Passage shown:
────────────────────

# Aristocraft "Articutraction"?



## krs (Feb 29, 2008)

Hi -

I just came across a couple of Rogers steam locos by Aristocraft that were advertised as having "Articutraction" as one of their features.


Anyone know what this actually is, how it works and what it is supposed to do?

Provide more pulling power I assume......but how and does it work?

The two locos with that feature were the 21101 and 21102, are these the only Aristo Rogers locos that have that or do the others as well?


Knut


----------



## Dave Meashey (Jan 2, 2008)

Knut; 

On the earliest production of the Rogers, each drive axle was a unit with its own motor and gearing. I don't remember whether the individual driver sets could flex some in a curve. That locomotive's wheel base was small enough that such "articulation" was almost unneccessary. BUT that may be what the "articulation" is in reference to. Indivual motors for each axle may have seemed like a good idea, but I think they became a very large and vicious bear when one motor burned out and the other one tried to keep moving.

────────────────────

Stored data:
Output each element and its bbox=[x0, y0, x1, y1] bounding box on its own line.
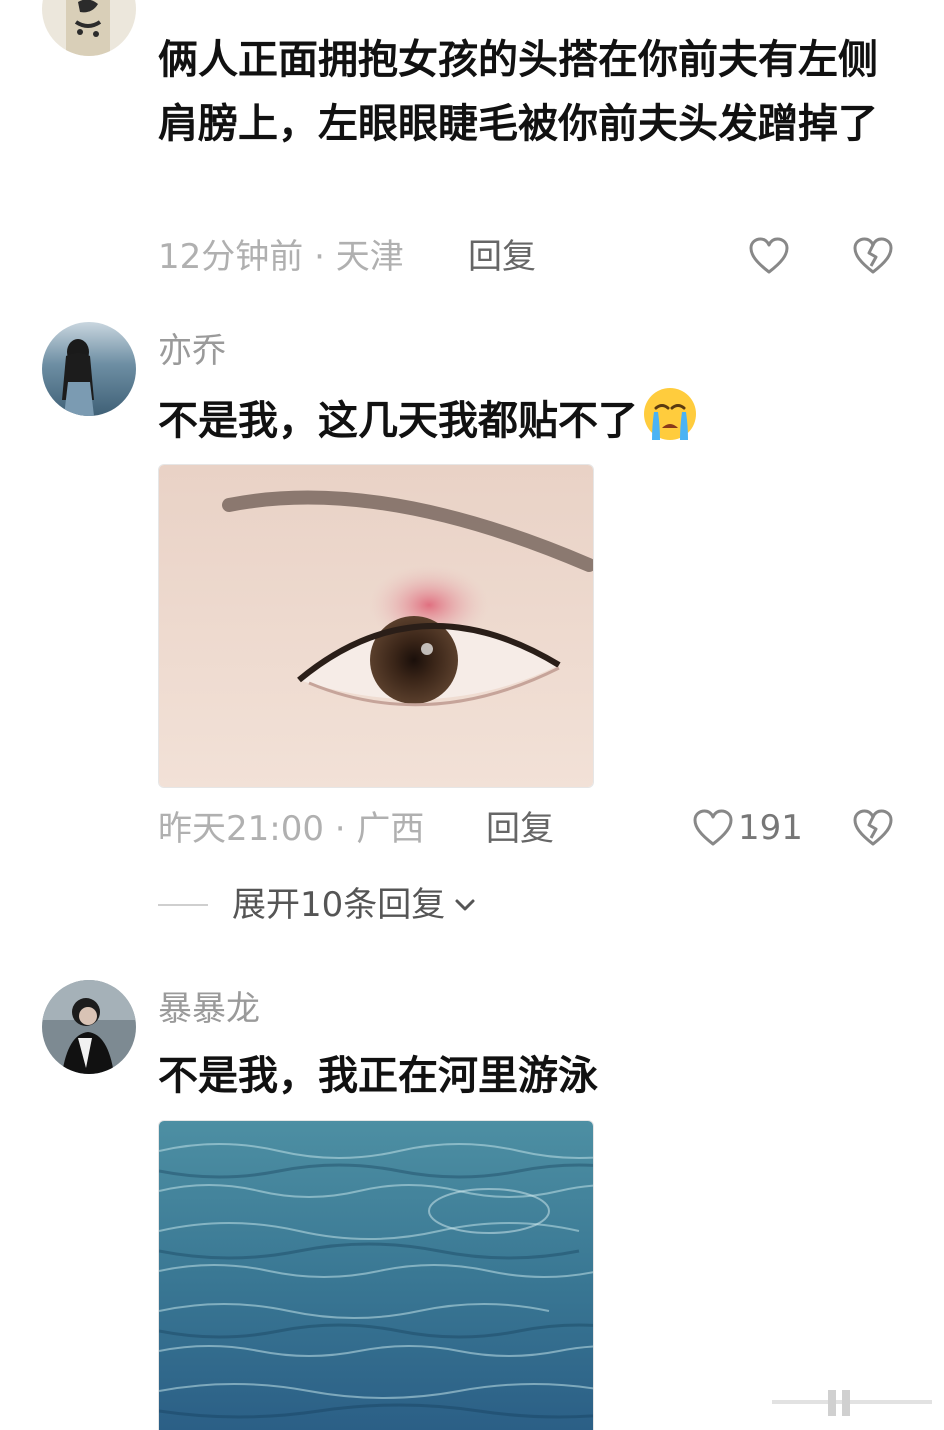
username[interactable]: 暴暴龙 bbox=[158, 992, 260, 1026]
avatar[interactable] bbox=[42, 0, 136, 56]
expand-replies-button[interactable]: 展开10条回复 bbox=[158, 888, 479, 922]
girl-by-sea-avatar-icon bbox=[42, 322, 136, 416]
heart-icon bbox=[693, 809, 733, 846]
expand-replies-label: 展开10条回复 bbox=[232, 885, 446, 925]
like-button[interactable]: 191 bbox=[692, 808, 803, 848]
comment-meta: 12分钟前 · 天津 bbox=[158, 240, 404, 274]
reply-button[interactable]: 回复 bbox=[486, 812, 554, 846]
dislike-button[interactable] bbox=[852, 808, 894, 852]
meta-separator: · bbox=[303, 237, 336, 277]
comment-text: 不是我，我正在河里游泳 bbox=[158, 1053, 598, 1099]
divider-line bbox=[158, 904, 208, 906]
comment-location: 天津 bbox=[335, 237, 404, 277]
heart-icon bbox=[749, 237, 789, 274]
like-button[interactable] bbox=[748, 236, 790, 276]
broken-heart-icon bbox=[853, 237, 893, 274]
reply-button[interactable]: 回复 bbox=[468, 240, 536, 274]
meta-separator: · bbox=[323, 809, 357, 849]
like-count: 191 bbox=[738, 808, 803, 848]
dislike-button[interactable] bbox=[852, 236, 894, 280]
avatar[interactable] bbox=[42, 980, 136, 1074]
comment-text: 不是我，这几天我都贴不了 bbox=[158, 386, 898, 461]
chevron-down-icon bbox=[455, 899, 475, 911]
comment-time: 12分钟前 bbox=[158, 237, 304, 277]
comment-text: 俩人正面拥抱女孩的头搭在你前夫有左侧肩膀上，左眼眼睫毛被你前夫头发蹭掉了 bbox=[158, 37, 878, 147]
eye-stye-photo[interactable] bbox=[158, 464, 594, 788]
comment-time: 昨天21:00 bbox=[158, 809, 324, 849]
calligraphy-avatar-icon bbox=[42, 0, 136, 56]
watermark-icon bbox=[772, 1390, 932, 1416]
comment-location: 广西 bbox=[356, 809, 425, 849]
avatar[interactable] bbox=[42, 322, 136, 416]
crying-face-emoji bbox=[642, 386, 698, 461]
comment-text-body: 不是我，这几天我都贴不了 bbox=[158, 398, 638, 444]
river-water-photo[interactable] bbox=[158, 1120, 594, 1430]
person-avatar-icon bbox=[42, 980, 136, 1074]
broken-heart-icon bbox=[853, 809, 893, 846]
comment-meta: 昨天21:00 · 广西 bbox=[158, 812, 424, 846]
username[interactable]: 亦乔 bbox=[158, 334, 226, 368]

────────────────────

Short exercise 1:
In the forum thread about the Aristocraft "Articutraction" feature, how was each drive axle built on the earliest production of the Rogers?
Short exercise 2:
Proceed with the forum thread about the Aristocraft "Articutraction" feature, picking up right after its last sentence.

Response 1:
Each drive axle was a unit with its own motor and gearing.

Response 2:
Hope this helps, 
David Meashey


----------



## East Broad Top (Dec 29, 2007)

The original Rogers motor blocks were connected by a molded-in ball-in-socket type arrangement, essentially equalizing the four drivers so they could adjust to uneven track. As David said, on a loco with that small of a wheelbase, it wasn't really necessary. I don't know if Aristo changed the drive on the Rogers locos over the years or not. They used to sell the motor blocks individually. I got a few for some scratchbuilding projects, but found them underwhelming in terms of performance.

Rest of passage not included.